WORK INSTRUCTIONS :: Beginning with the line containing "Enumerate this screenshot's" and ending with the last line, repeat the records exactly.

=== GIVEN INFORMATION ===

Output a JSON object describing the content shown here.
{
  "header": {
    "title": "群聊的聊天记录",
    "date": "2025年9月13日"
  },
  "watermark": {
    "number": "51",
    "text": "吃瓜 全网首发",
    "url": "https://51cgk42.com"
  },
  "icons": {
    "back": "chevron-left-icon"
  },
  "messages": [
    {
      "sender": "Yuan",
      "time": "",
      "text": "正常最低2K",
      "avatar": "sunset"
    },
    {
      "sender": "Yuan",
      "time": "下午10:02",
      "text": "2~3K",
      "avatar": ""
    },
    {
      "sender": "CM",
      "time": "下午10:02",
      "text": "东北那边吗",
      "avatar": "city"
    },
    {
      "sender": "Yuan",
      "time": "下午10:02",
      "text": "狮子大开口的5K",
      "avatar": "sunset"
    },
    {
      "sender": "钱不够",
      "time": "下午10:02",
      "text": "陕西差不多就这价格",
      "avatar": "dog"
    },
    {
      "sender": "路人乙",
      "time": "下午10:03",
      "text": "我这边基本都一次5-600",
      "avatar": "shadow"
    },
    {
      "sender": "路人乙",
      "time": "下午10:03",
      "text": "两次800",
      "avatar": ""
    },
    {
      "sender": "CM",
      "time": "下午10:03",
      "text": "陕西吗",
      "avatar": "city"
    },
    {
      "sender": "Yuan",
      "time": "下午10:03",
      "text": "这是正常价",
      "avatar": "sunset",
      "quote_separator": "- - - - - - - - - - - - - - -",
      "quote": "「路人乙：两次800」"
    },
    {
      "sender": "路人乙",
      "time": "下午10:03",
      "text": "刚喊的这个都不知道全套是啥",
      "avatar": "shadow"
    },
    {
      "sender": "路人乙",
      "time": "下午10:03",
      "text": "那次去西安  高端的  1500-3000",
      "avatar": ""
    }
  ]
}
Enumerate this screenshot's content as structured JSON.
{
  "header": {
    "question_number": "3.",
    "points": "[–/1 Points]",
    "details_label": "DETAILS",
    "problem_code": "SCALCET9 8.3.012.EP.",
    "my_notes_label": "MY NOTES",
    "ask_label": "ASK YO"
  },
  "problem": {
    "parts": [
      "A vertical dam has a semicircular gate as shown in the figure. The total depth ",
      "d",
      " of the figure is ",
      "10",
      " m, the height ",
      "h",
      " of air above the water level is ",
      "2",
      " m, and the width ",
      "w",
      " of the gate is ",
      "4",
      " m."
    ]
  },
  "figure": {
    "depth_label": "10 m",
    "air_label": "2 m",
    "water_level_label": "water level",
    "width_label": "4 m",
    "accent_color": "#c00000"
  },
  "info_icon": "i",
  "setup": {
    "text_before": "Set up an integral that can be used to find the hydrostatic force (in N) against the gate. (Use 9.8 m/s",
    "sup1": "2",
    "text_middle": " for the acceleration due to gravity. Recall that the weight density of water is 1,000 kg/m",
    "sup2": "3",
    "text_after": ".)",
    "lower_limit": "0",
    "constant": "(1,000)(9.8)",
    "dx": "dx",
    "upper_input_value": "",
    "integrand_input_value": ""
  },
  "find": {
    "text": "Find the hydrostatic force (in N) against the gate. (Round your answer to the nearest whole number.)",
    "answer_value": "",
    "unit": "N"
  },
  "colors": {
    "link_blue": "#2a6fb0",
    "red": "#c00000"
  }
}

===

EXERCISE SOLUTION ::
Enumerate this screenshot's content as structured JSON.
{
  "header": {
    "question_number": "3.",
    "points": "[–/1 Points]",
    "details_label": "DETAILS",
    "problem_code": "SCALCET9 8.3.012.EP.",
    "my_notes_label": "MY NOTES",
    "ask_label": "ASK YO"
  },
  "problem": {
    "parts": [
      "A vertical dam has a semicircular gate as shown in the figure. The total depth ",
      "d",
      " of the figure is ",
      "10",
      " m, the height ",
      "h",
      " of air above the water level is ",
      "2",
      " m, and the width ",
      "w",
      " of the gate is ",
      "4",
      " m."
    ]
  },
  "figure": {
    "depth_label": "10 m",
    "air_label": "2 m",
    "water_level_label": "water level",
    "width_label": "4 m",
    "accent_color": "#c00000"
  },
  "info_icon": "i",
  "setup": {
    "text_before": "Set up an integral that can be used to find the hydrostatic force (in N) against the gate. (Use 9.8 m/s",
    "sup1": "2",
    "text_middle": " for the acceleration due to gravity. Recall that the weight density of water is 1,000 kg/m",
    "sup2": "3",
    "text_after": ".)",
    "lower_limit": "0",
    "constant": "(1,000)(9.8)",
    "dx": "dx",
    "upper_input_value": "",
    "integrand_input_value": ""
  },
  "find": {
    "text": "Find the hydrostatic force (in N) against the gate. (Round your answer to the nearest whole number.)",
    "answer_value": "",
    "unit": "N"
  },
  "colors": {
    "link_blue": "#2a6fb0",
    "red": "#c00000"
  }
}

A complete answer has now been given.